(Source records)
* * * * * * * * *
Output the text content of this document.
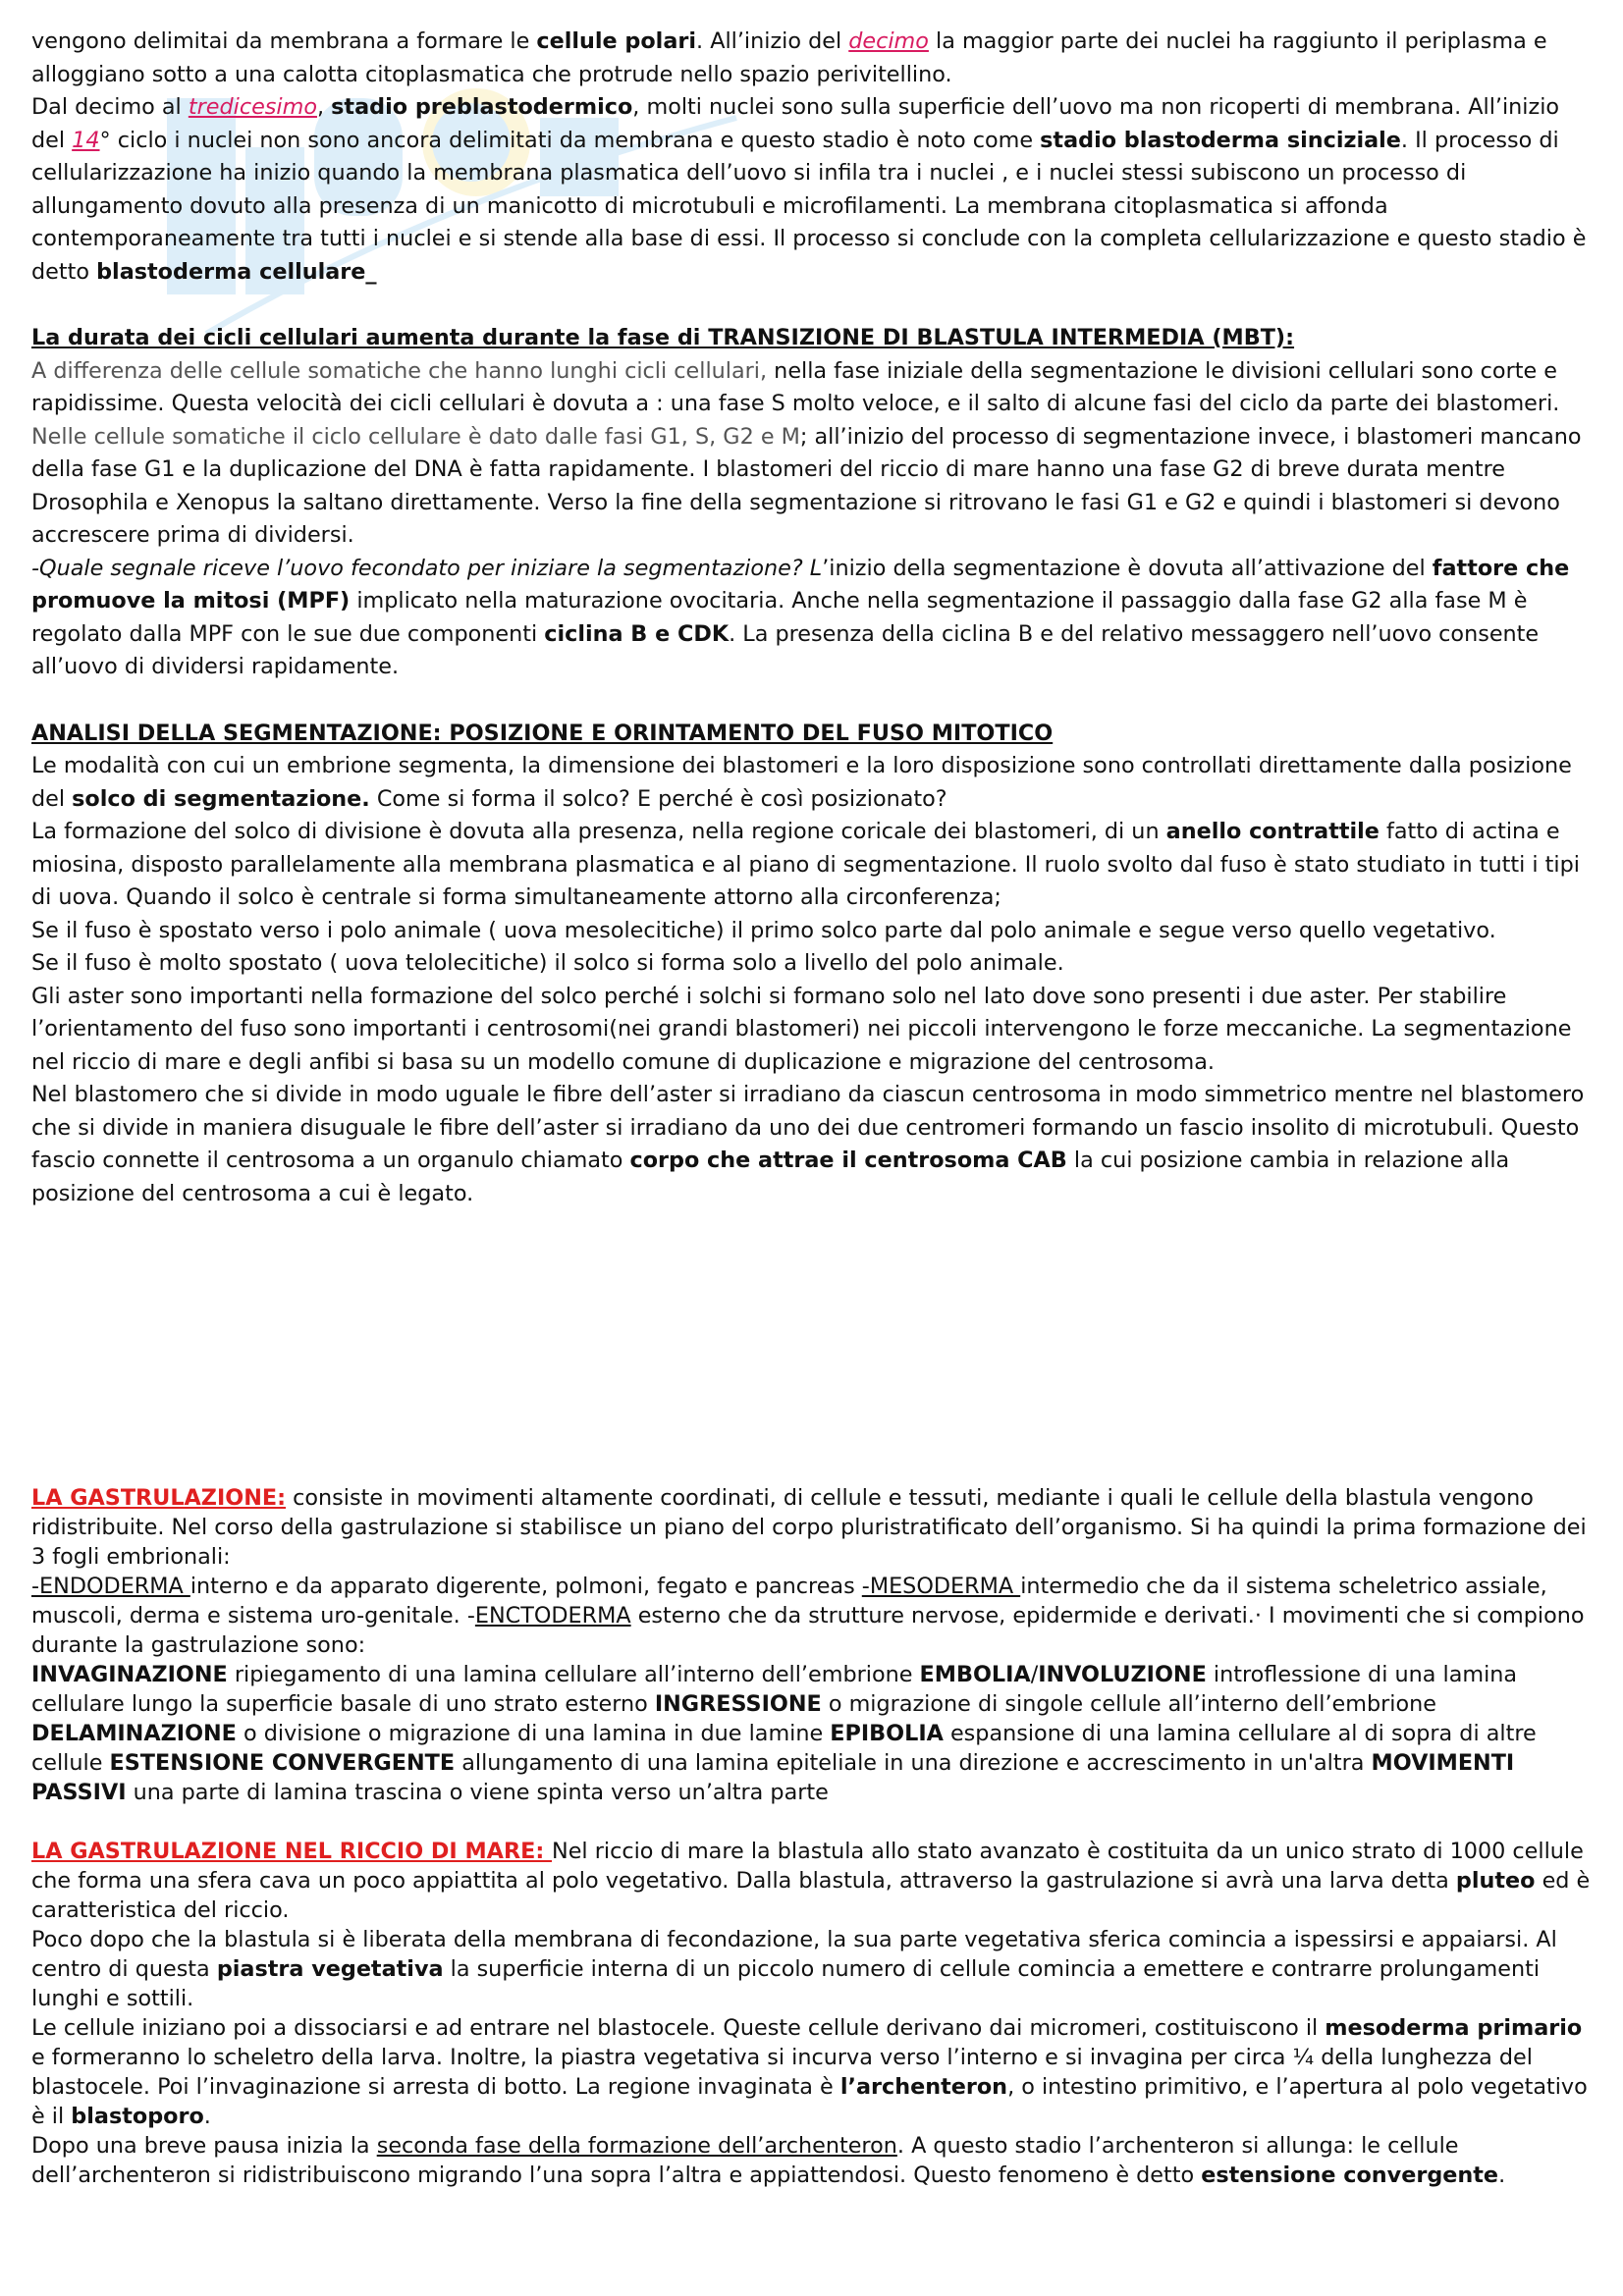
vengono delimitai da membrana a formare le cellule polari. All’inizio del decimo la maggior parte dei nuclei ha raggiunto il periplasma e alloggiano sotto a una calotta citoplasmatica che protrude nello spazio perivitellino.

Dal decimo al tredicesimo, stadio preblastodermico, molti nuclei sono sulla superficie dell’uovo ma non ricoperti di membrana. All’inizio del 14° ciclo i nuclei non sono ancora delimitati da membrana e questo stadio è noto come stadio blastoderma sinciziale. Il processo di cellularizzazione ha inizio quando la membrana plasmatica dell’uovo si infila tra i nuclei , e i nuclei stessi subiscono un processo di allungamento dovuto alla presenza di un manicotto di microtubuli e microfilamenti. La membrana citoplasmatica si affonda contemporaneamente tra tutti i nuclei e si stende alla base di essi. Il processo si conclude con la completa cellularizzazione e questo stadio è detto blastoderma cellulare_

La durata dei cicli cellulari aumenta durante la fase di TRANSIZIONE DI BLASTULA INTERMEDIA (MBT):

A differenza delle cellule somatiche che hanno lunghi cicli cellulari, nella fase iniziale della segmentazione le divisioni cellulari sono corte e rapidissime. Questa velocità dei cicli cellulari è dovuta a : una fase S molto veloce, e il salto di alcune fasi del ciclo da parte dei blastomeri.

Nelle cellule somatiche il ciclo cellulare è dato dalle fasi G1, S, G2 e M; all’inizio del processo di segmentazione invece, i blastomeri mancano della fase G1 e la duplicazione del DNA è fatta rapidamente. I blastomeri del riccio di mare hanno una fase G2 di breve durata mentre Drosophila e Xenopus la saltano direttamente. Verso la fine della segmentazione si ritrovano le fasi G1 e G2 e quindi i blastomeri si devono accrescere prima di dividersi.

-Quale segnale riceve l’uovo fecondato per iniziare la segmentazione? L’inizio della segmentazione è dovuta all’attivazione del fattore che promuove la mitosi (MPF) implicato nella maturazione ovocitaria. Anche nella segmentazione il passaggio dalla fase G2 alla fase M è regolato dalla MPF con le sue due componenti ciclina B e CDK. La presenza della ciclina B e del relativo messaggero nell’uovo consente all’uovo di dividersi rapidamente.

ANALISI DELLA SEGMENTAZIONE: POSIZIONE E ORINTAMENTO DEL FUSO MITOTICO

Le modalità con cui un embrione segmenta, la dimensione dei blastomeri e la loro disposizione sono controllati direttamente dalla posizione del solco di segmentazione. Come si forma il solco? E perché è così posizionato?

La formazione del solco di divisione è dovuta alla presenza, nella regione coricale dei blastomeri, di un anello contrattile fatto di actina e miosina, disposto parallelamente alla membrana plasmatica e al piano di segmentazione. Il ruolo svolto dal fuso è stato studiato in tutti i tipi di uova. Quando il solco è centrale si forma simultaneamente attorno alla circonferenza;

Se il fuso è spostato verso i polo animale ( uova mesolecitiche) il primo solco parte dal polo animale e segue verso quello vegetativo.

Se il fuso è molto spostato ( uova telolecitiche) il solco si forma solo a livello del polo animale.

Gli aster sono importanti nella formazione del solco perché i solchi si formano solo nel lato dove sono presenti i due aster. Per stabilire l’orientamento del fuso sono importanti i centrosomi(nei grandi blastomeri) nei piccoli intervengono le forze meccaniche. La segmentazione nel riccio di mare e degli anfibi si basa su un modello comune di duplicazione e migrazione del centrosoma.

Nel blastomero che si divide in modo uguale le fibre dell’aster si irradiano da ciascun centrosoma in modo simmetrico mentre nel blastomero che si divide in maniera disuguale le fibre dell’aster si irradiano da uno dei due centromeri formando un fascio insolito di microtubuli. Questo fascio connette il centrosoma a un organulo chiamato corpo che attrae il centrosoma CAB la cui posizione cambia in relazione alla posizione del centrosoma a cui è legato.

LA GASTRULAZIONE: consiste in movimenti altamente coordinati, di cellule e tessuti, mediante i quali le cellule della blastula vengono ridistribuite. Nel corso della gastrulazione si stabilisce un piano del corpo pluristratificato dell’organismo. Si ha quindi la prima formazione dei 3 fogli embrionali:
-ENDODERMA interno e da apparato digerente, polmoni, fegato e pancreas -MESODERMA intermedio che da il sistema scheletrico assiale, muscoli, derma e sistema uro-genitale. -ENCTODERMA esterno che da strutture nervose, epidermide e derivati.· I movimenti che si compiono durante la gastrulazione sono:

INVAGINAZIONE ripiegamento di una lamina cellulare all’interno dell’embrione EMBOLIA/INVOLUZIONE introflessione di una lamina cellulare lungo la superficie basale di uno strato esterno INGRESSIONE o migrazione di singole cellule all’interno dell’embrione DELAMINAZIONE o divisione o migrazione di una lamina in due lamine EPIBOLIA espansione di una lamina cellulare al di sopra di altre cellule ESTENSIONE CONVERGENTE allungamento di una lamina epiteliale in una direzione e accrescimento in un'altra MOVIMENTI PASSIVI una parte di lamina trascina o viene spinta verso un’altra parte

LA GASTRULAZIONE NEL RICCIO DI MARE: Nel riccio di mare la blastula allo stato avanzato è costituita da un unico strato di 1000 cellule che forma una sfera cava un poco appiattita al polo vegetativo. Dalla blastula, attraverso la gastrulazione si avrà una larva detta pluteo ed è caratteristica del riccio.

Poco dopo che la blastula si è liberata della membrana di fecondazione, la sua parte vegetativa sferica comincia a ispessirsi e appaiarsi. Al centro di questa piastra vegetativa la superficie interna di un piccolo numero di cellule comincia a emettere e contrarre prolungamenti lunghi e sottili.

Le cellule iniziano poi a dissociarsi e ad entrare nel blastocele. Queste cellule derivano dai micromeri, costituiscono il mesoderma primario e formeranno lo scheletro della larva. Inoltre, la piastra vegetativa si incurva verso l’interno e si invagina per circa ¼ della lunghezza del blastocele. Poi l’invaginazione si arresta di botto. La regione invaginata è l’archenteron, o intestino primitivo, e l’apertura al polo vegetativo è il blastoporo.

Dopo una breve pausa inizia la seconda fase della formazione dell’archenteron. A questo stadio l’archenteron si allunga: le cellule dell’archenteron si ridistribuiscono migrando l’una sopra l’altra e appiattendosi. Questo fenomeno è detto estensione convergente.
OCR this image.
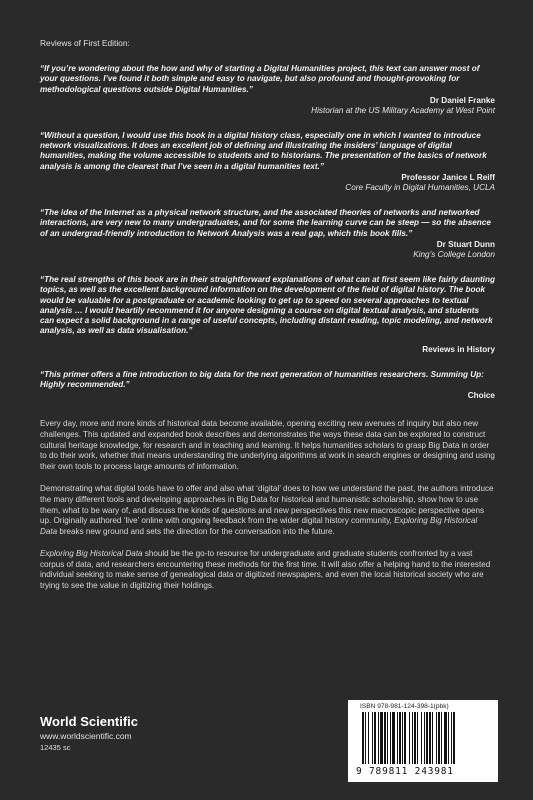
Reviews of First Edition:

“If you’re wondering about the how and why of starting a Digital Humanities project, this text can answer most of your questions. I’ve found it both simple and easy to navigate, but also profound and thought-provoking for methodological questions outside Digital Humanities.”

Dr Daniel Franke
Historian at the US Military Academy at West Point

“Without a question, I would use this book in a digital history class, especially one in which I wanted to introduce network visualizations. It does an excellent job of defining and illustrating the insiders’ language of digital humanities, making the volume accessible to students and to historians. The presentation of the basics of network analysis is among the clearest that I’ve seen in a digital humanities text.”

Professor Janice L Reiff
Core Faculty in Digital Humanities, UCLA

“The idea of the Internet as a physical network structure, and the associated theories of networks and networked interactions, are very new to many undergraduates, and for some the learning curve can be steep — so the absence of an undergrad-friendly introduction to Network Analysis was a real gap, which this book fills.”

Dr Stuart Dunn
King’s College London

“The real strengths of this book are in their straightforward explanations of what can at first seem like fairly daunting topics, as well as the excellent background information on the development of the field of digital history. The book would be valuable for a postgraduate or academic looking to get up to speed on several approaches to textual analysis … I would heartily recommend it for anyone designing a course on digital textual analysis, and students can expect a solid background in a range of useful concepts, including distant reading, topic modeling, and network analysis, as well as data visualisation.”

Reviews in History

“This primer offers a fine introduction to big data for the next generation of humanities researchers. Summing Up: Highly recommended.”

Choice

Every day, more and more kinds of historical data become available, opening exciting new avenues of inquiry but also new challenges. This updated and expanded book describes and demonstrates the ways these data can be explored to construct cultural heritage knowledge, for research and in teaching and learning. It helps humanities scholars to grasp Big Data in order to do their work, whether that means understanding the underlying algorithms at work in search engines or designing and using their own tools to process large amounts of information.

Demonstrating what digital tools have to offer and also what ‘digital’ does to how we understand the past, the authors introduce the many different tools and developing approaches in Big Data for historical and humanistic scholarship, show how to use them, what to be wary of, and discuss the kinds of questions and new perspectives this new macroscopic perspective opens up. Originally authored ‘live’ online with ongoing feedback from the wider digital history community, Exploring Big Historical Data breaks new ground and sets the direction for the conversation into the future.

Exploring Big Historical Data should be the go-to resource for undergraduate and graduate students confronted by a vast corpus of data, and researchers encountering these methods for the first time. It will also offer a helping hand to the interested individual seeking to make sense of genealogical data or digitized newspapers, and even the local historical society who are trying to see the value in digitizing their holdings.

World Scientific
www.worldscientific.com
12435 sc
ISBN 978-981-124-398-1(pbk)
9 789811 243981
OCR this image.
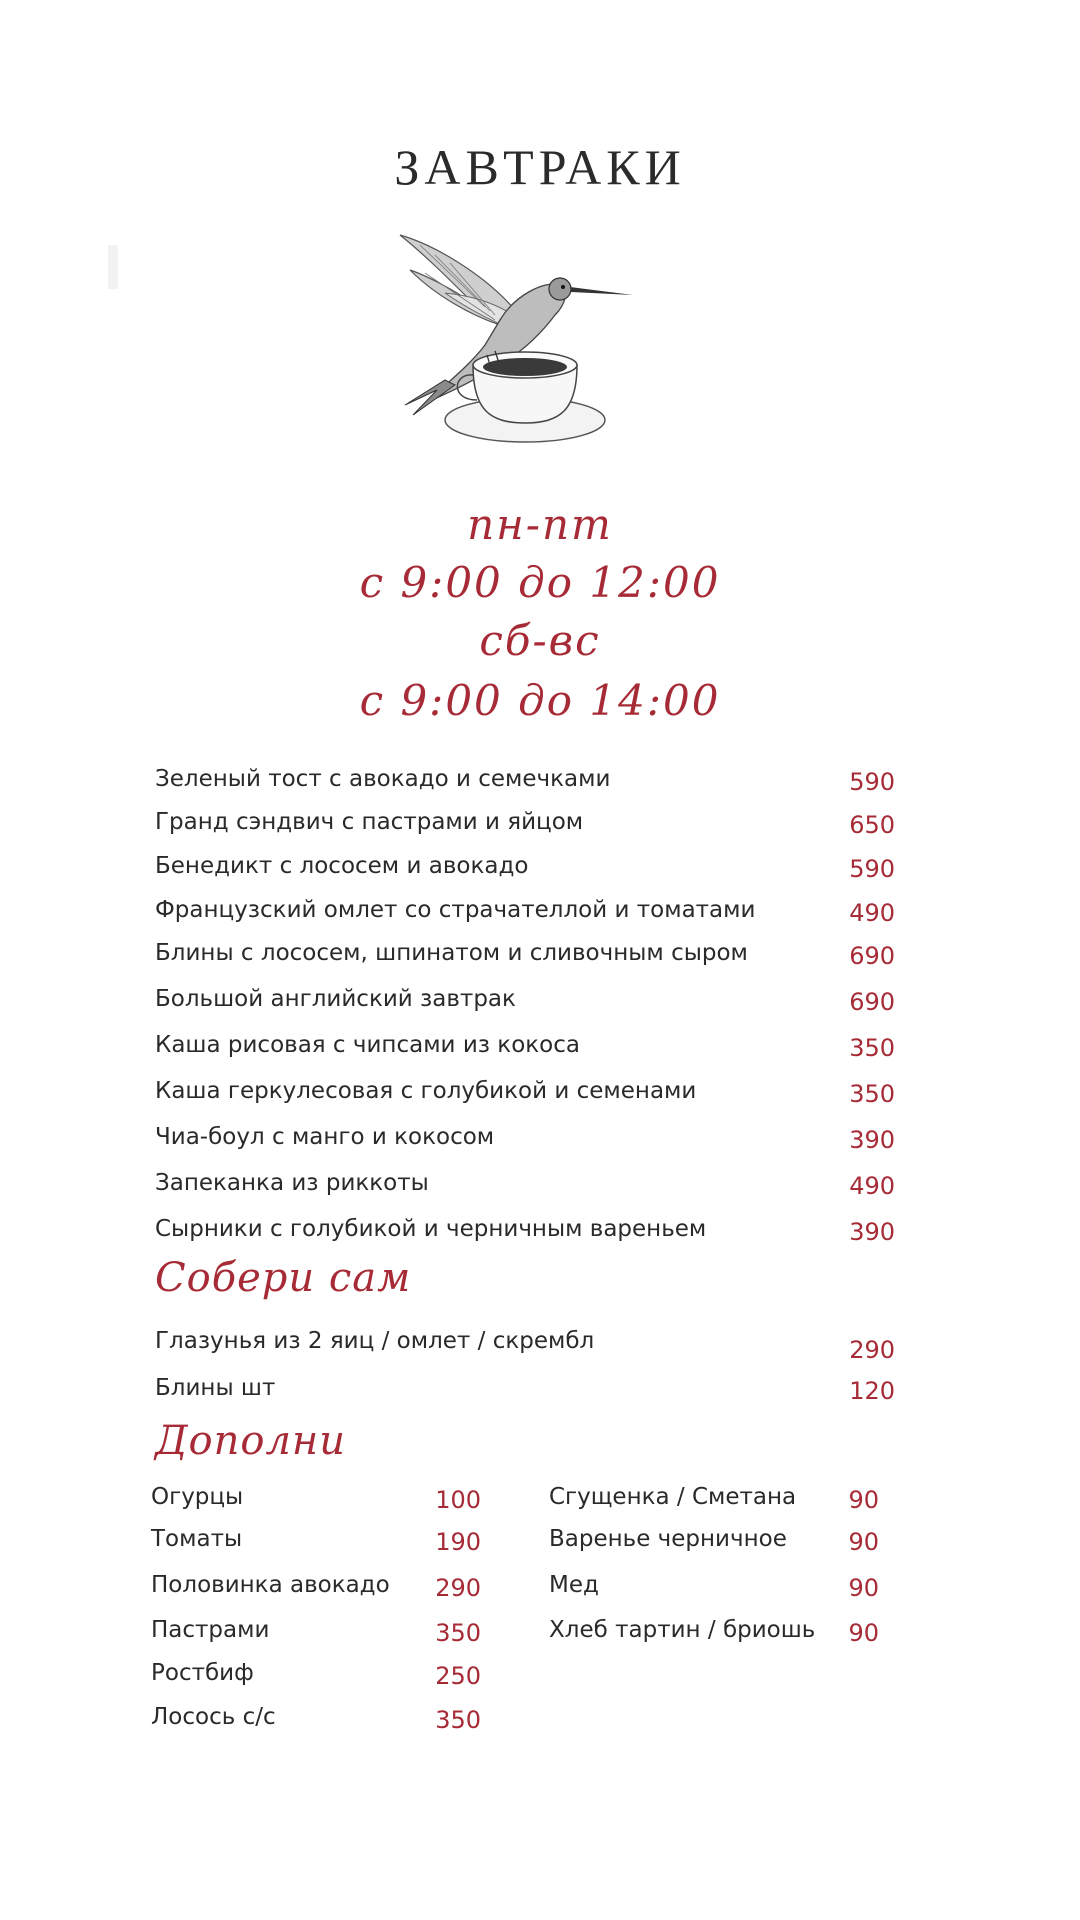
ЗАВТРАКИ
пн-пт
с 9:00 до 12:00
сб-вс
с 9:00 до 14:00
Зеленый тост с авокадо и семечками	590
Гранд сэндвич с пастрами и яйцом	650
Бенедикт с лососем и авокадо	590
Французский омлет со страчателлой и томатами	490
Блины с лососем, шпинатом и сливочным сыром	690
Большой английский завтрак	690
Каша рисовая с чипсами из кокоса	350
Каша геркулесовая с голубикой и семенами	350
Чиа-боул с манго и кокосом	390
Запеканка из риккоты	490
Сырники с голубикой и черничным вареньем	390
Собери сам
Глазунья из 2 яиц / омлет / скрембл	290
Блины шт	120
Дополни
Огурцы	100
Томаты	190
Половинка авокадо	290
Пастрами	350
Ростбиф	250
Лосось с/с	350
Сгущенка / Сметана	90
Варенье черничное	90
Мед	90
Хлеб тартин / бриошь	90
* * * * * * * * *
• [WORK REQUIRED] Scan the records above, count the lines with "Каша" in them, and give only the number.

• [ANSWER TO THIS PROBLEM] 2